| 任务要求 |
a - 请摘录文档段落中从“1013 Partition Array”一直到“A[A.length - 1])”的全部文字，不做任何改动。
b - 请列出文档段落里各个示例所给出的输入数组。

| 文档段落 |
++++++

1013 Partition Array Into Three Parts With Equal Sum
https://leetcode-cn.com/problems/partition-array-into-three-parts-with-equal-sum/

Given an array A of integers, return true if and only if we can partition the array into three non-empty parts with equal sums.

Formally, we can partition the array if we can find indexes i+1 < j with (A[0] + A[1] + ... + A[i] == A[i+1] + A[i+2] + ... + A[j-1] == A[j] + A[j-1] + ... + A[A.length - 1])

Example 1:

Input: A = [0,2,1,-6,6,-7,9,1,2,0,1]
Output: true
Explanation: 0 + 2 + 1 = -6 + 6 - 7 + 9 + 1 = 2 + 0 + 1

Example 2:

Input: A = [0,2,1,-6,6,7,9,-1,2,0,1]
Output: false

Example 3:

Input: A = [3,3,6,5,-2,2,5,1,-9,4]
Output: true
Explanation: 3 + 3 = 6 = 5 - 2 + 2 + 5 + 1 - 9 + 4

Constraints:
3 <= A.length <= 50000
-10^4 <= A[i] <= 10^4


解题过程

将数组分为和相等的三部分,其实就是找两个下标, left 和 right ,使得这两个下标分隔的数组三部分的和相等。
这题一看肯定至少需要 O(n) 的复杂度了,所以不如我们先 O(n) 直接遍历一遍数组求出总和 sum
然后两个指针 left right 分别从左右开始移动,每次比较 left左边、left和right之间、right右边 三部分的和,由于有了总和,中间部分也可以直接得出。

++++++

元素框标注:

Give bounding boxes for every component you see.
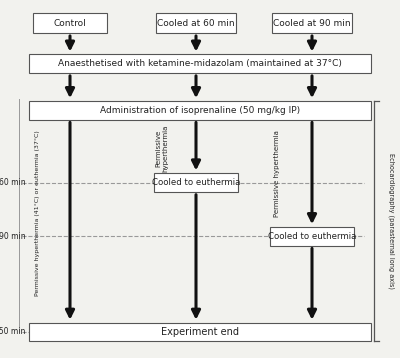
FancyBboxPatch shape — [154, 173, 238, 192]
FancyBboxPatch shape — [29, 54, 371, 73]
FancyBboxPatch shape — [33, 13, 107, 33]
Text: Permissive
hyperthermia: Permissive hyperthermia — [156, 125, 168, 172]
Text: Cooled at 60 min: Cooled at 60 min — [157, 19, 235, 28]
Text: Control: Control — [54, 19, 86, 28]
Text: 60 min: 60 min — [0, 178, 25, 187]
Text: Administration of isoprenaline (50 mg/kg IP): Administration of isoprenaline (50 mg/kg… — [100, 106, 300, 115]
FancyBboxPatch shape — [29, 323, 371, 341]
Text: 90 min: 90 min — [0, 232, 25, 241]
Text: Permissive hyperthermia: Permissive hyperthermia — [274, 130, 280, 217]
Text: Anaesthetised with ketamine-midazolam (maintained at 37°C): Anaesthetised with ketamine-midazolam (m… — [58, 59, 342, 68]
Text: Cooled to euthermia: Cooled to euthermia — [268, 232, 356, 241]
Text: Echocardiography (parasternal long axis): Echocardiography (parasternal long axis) — [388, 153, 394, 289]
Text: Cooled at 90 min: Cooled at 90 min — [273, 19, 351, 28]
FancyBboxPatch shape — [29, 101, 371, 120]
FancyBboxPatch shape — [270, 227, 354, 246]
Text: 150 min: 150 min — [0, 327, 25, 337]
FancyBboxPatch shape — [156, 13, 236, 33]
Text: Permissive hyperthermia (41°C) or euthermia (37°C): Permissive hyperthermia (41°C) or euther… — [36, 130, 40, 296]
Text: Experiment end: Experiment end — [161, 327, 239, 337]
Text: Cooled to euthermia: Cooled to euthermia — [152, 178, 240, 187]
FancyBboxPatch shape — [272, 13, 352, 33]
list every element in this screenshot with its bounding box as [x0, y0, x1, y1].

++++++

| 依次解答 |
a -
1013 Partition Array Into Three Parts With Equal Sum
https://leetcode-cn.com/problems/partition-array-into-three-parts-with-equal-sum/

Given an array A of integers, return true if and only if we can partition the array into three non-empty parts with equal sums.

Formally, we can partition the array if we can find indexes i+1 < j with (A[0] + A[1] + ... + A[i] == A[i+1] + A[i+2] + ... + A[j-1] == A[j] + A[j-1] + ... + A[A.length - 1])

b -
[0,2,1,-6,6,-7,9,1,2,0,1]
[0,2,1,-6,6,7,9,-1,2,0,1]
[3,3,6,5,-2,2,5,1,-9,4]